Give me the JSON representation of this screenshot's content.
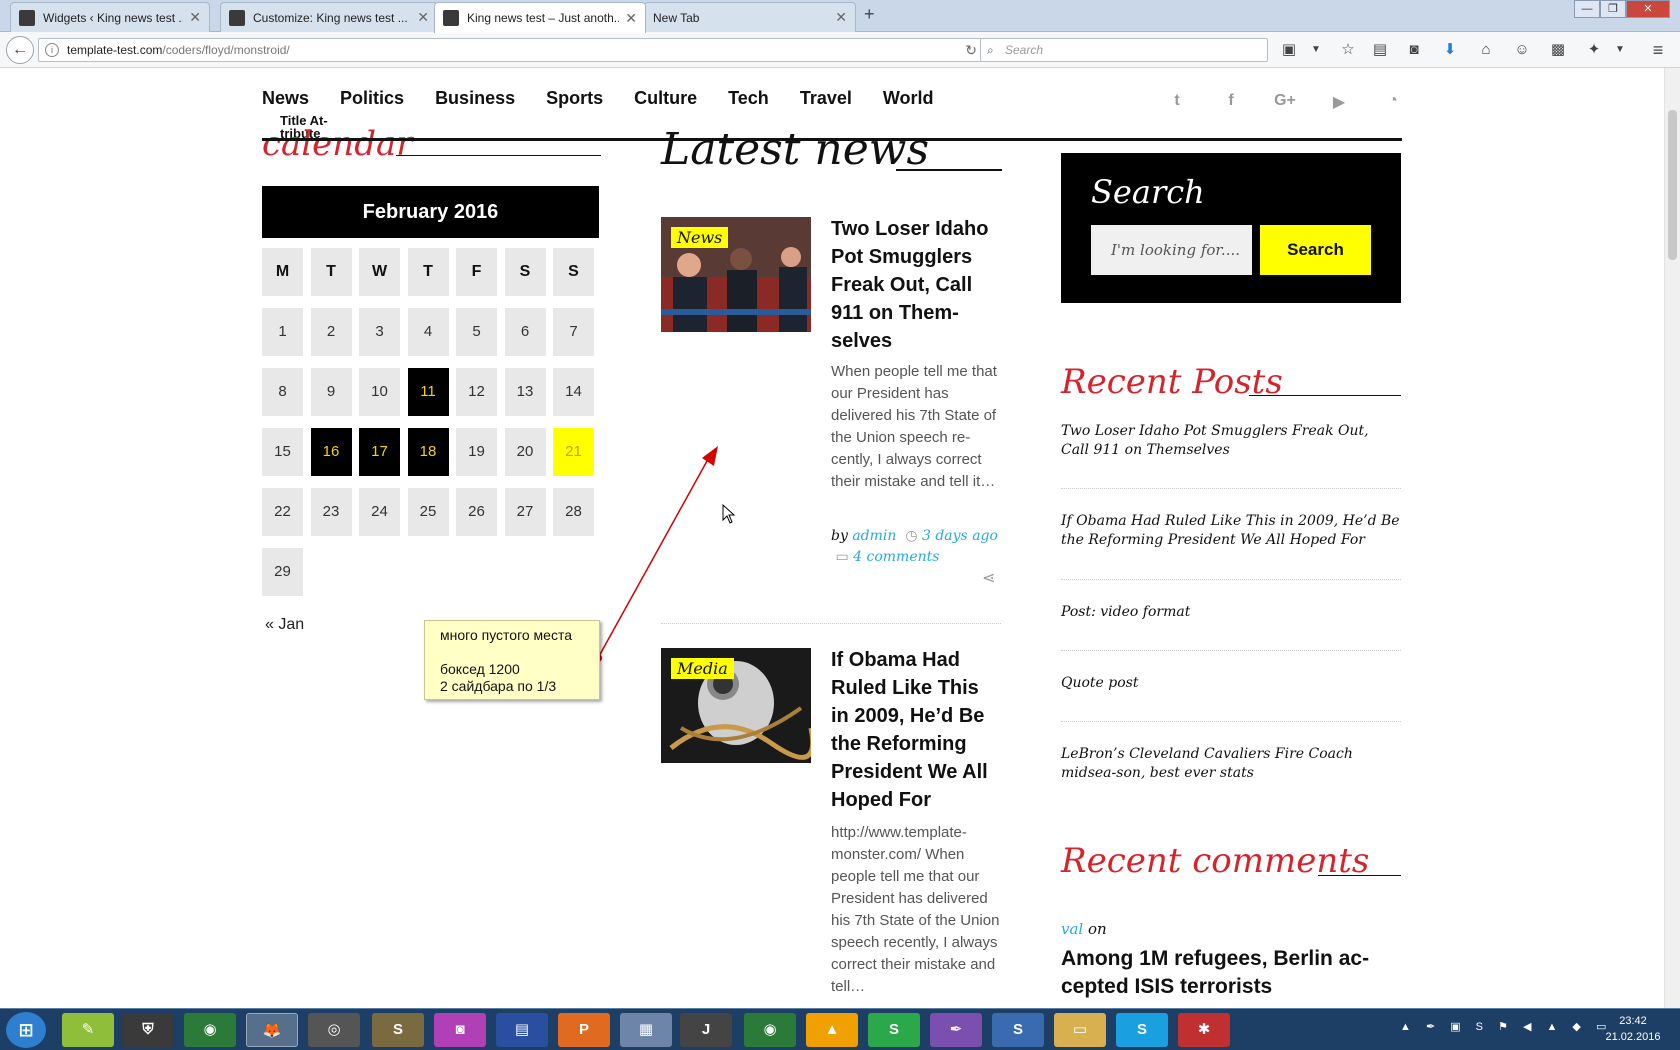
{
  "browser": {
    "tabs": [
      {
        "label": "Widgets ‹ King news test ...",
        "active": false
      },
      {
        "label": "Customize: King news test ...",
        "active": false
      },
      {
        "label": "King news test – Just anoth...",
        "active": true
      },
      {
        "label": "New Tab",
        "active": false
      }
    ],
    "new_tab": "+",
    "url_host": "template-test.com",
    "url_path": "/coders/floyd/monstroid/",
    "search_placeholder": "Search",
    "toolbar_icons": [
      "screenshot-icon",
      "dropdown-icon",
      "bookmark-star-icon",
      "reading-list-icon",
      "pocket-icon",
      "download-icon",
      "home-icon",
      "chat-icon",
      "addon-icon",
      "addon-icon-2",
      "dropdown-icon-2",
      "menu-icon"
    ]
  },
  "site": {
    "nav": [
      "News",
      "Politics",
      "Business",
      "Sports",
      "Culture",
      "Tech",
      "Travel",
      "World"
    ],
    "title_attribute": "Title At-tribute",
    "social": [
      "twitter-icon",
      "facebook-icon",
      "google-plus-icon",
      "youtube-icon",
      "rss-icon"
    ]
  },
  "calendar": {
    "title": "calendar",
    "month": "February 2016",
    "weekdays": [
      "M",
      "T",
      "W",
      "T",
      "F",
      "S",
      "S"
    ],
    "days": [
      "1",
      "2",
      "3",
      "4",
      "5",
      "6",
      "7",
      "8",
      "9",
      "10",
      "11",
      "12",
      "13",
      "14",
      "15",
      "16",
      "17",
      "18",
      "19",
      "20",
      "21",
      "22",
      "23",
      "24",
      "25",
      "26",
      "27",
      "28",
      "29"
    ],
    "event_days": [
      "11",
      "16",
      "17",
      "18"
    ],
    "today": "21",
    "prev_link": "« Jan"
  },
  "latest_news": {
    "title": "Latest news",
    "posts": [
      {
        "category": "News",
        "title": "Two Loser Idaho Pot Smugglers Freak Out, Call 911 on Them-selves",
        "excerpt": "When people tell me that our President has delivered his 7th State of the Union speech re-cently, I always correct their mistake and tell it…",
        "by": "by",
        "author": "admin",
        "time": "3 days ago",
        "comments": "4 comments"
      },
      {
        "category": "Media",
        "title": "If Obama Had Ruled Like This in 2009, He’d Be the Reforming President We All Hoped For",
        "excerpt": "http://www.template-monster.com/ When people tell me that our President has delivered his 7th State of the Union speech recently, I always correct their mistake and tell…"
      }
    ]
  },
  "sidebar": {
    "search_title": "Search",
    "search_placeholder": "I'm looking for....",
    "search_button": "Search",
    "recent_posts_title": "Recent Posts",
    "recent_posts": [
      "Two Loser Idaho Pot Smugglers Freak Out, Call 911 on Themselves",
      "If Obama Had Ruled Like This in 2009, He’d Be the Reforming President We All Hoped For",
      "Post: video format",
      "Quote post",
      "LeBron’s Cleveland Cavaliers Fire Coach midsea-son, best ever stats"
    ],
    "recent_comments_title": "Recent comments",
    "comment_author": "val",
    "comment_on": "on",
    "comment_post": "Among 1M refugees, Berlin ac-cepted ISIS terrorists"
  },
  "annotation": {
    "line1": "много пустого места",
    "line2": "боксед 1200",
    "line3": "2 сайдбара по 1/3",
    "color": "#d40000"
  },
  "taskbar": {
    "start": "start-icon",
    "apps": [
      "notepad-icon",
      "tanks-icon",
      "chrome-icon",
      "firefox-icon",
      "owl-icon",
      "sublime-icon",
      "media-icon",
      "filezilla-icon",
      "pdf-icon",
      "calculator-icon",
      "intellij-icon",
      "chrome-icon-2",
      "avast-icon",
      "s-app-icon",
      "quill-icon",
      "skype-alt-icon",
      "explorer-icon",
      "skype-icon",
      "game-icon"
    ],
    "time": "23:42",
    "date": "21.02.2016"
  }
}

---

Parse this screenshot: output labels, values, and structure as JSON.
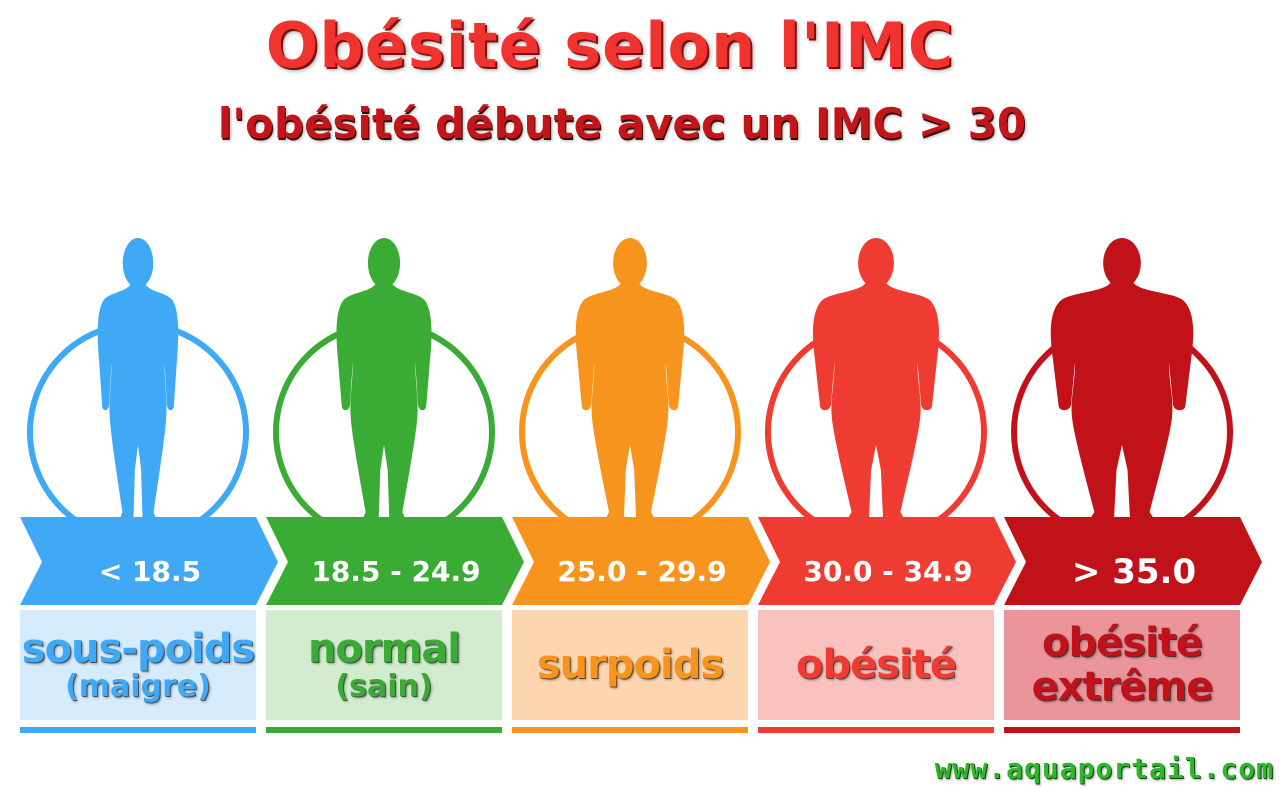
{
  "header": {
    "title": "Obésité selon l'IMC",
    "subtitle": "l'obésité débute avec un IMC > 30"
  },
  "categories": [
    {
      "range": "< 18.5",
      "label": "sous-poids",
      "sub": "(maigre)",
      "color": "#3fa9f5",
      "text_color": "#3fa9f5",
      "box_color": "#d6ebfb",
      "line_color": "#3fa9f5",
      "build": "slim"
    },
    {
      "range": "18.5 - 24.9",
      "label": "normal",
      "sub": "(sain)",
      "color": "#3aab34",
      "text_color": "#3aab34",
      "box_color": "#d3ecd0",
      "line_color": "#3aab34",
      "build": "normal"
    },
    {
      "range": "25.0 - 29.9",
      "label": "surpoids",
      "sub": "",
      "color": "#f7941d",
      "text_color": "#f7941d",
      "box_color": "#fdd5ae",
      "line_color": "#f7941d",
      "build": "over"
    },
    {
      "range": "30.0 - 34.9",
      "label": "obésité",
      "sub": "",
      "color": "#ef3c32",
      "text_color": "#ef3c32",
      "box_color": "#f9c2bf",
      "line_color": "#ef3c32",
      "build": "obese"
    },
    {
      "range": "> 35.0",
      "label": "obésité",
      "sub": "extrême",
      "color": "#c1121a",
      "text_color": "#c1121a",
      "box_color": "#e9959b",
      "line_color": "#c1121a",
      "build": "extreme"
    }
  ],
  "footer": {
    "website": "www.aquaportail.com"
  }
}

...

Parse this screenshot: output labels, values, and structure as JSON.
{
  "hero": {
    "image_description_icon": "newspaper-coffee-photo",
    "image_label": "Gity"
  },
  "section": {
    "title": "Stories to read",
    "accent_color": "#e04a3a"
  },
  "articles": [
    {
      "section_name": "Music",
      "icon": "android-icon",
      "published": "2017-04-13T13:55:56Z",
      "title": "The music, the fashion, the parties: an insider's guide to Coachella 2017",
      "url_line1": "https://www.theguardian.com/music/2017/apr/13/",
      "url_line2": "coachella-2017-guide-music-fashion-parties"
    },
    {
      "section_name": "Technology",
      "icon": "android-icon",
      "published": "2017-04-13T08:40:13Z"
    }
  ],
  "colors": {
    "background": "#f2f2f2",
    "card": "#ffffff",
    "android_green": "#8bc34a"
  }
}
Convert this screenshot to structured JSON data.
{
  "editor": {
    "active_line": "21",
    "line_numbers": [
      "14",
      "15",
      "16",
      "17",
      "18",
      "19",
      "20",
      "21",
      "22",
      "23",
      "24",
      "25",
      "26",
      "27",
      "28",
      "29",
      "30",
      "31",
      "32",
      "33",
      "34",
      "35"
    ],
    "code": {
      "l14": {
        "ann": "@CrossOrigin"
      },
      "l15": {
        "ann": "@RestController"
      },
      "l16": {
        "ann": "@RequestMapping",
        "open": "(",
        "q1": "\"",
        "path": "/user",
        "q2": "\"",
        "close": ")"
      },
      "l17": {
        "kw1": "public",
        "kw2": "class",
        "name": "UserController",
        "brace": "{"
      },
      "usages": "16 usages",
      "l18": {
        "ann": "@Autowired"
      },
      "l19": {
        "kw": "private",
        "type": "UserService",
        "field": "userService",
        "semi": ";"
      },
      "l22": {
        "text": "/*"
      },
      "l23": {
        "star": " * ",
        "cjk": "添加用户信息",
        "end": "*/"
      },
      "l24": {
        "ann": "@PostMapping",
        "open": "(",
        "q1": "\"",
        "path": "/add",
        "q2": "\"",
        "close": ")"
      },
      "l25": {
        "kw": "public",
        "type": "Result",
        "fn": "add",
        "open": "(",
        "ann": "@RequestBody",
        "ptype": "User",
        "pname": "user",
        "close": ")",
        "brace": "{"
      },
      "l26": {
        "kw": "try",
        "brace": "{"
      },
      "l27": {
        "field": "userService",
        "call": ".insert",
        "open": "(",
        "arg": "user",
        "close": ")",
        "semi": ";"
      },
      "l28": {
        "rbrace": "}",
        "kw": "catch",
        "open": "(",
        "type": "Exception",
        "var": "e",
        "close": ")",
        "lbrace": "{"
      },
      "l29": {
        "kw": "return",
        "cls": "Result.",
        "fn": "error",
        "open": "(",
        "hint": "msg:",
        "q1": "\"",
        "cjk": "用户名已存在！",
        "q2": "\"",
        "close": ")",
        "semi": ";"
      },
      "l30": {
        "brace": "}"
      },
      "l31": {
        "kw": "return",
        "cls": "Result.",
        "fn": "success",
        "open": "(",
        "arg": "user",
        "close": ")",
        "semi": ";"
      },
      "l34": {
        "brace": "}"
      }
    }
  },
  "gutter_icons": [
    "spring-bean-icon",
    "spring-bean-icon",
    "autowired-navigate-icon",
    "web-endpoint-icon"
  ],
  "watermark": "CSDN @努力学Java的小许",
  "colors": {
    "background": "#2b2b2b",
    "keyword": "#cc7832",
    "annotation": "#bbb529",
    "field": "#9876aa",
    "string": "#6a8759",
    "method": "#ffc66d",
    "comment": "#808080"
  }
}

* Task description *
Gather each line from the entries above that includes the word "mistake".

* Completed exercise *
        "excerpt": "When people tell me that our President has delivered his 7th State of the Union speech re-cently, I always correct their mistake and tell it…",
        "excerpt": "http://www.template-monster.com/ When people tell me that our President has delivered his 7th State of the Union speech recently, I always correct their mistake and tell…"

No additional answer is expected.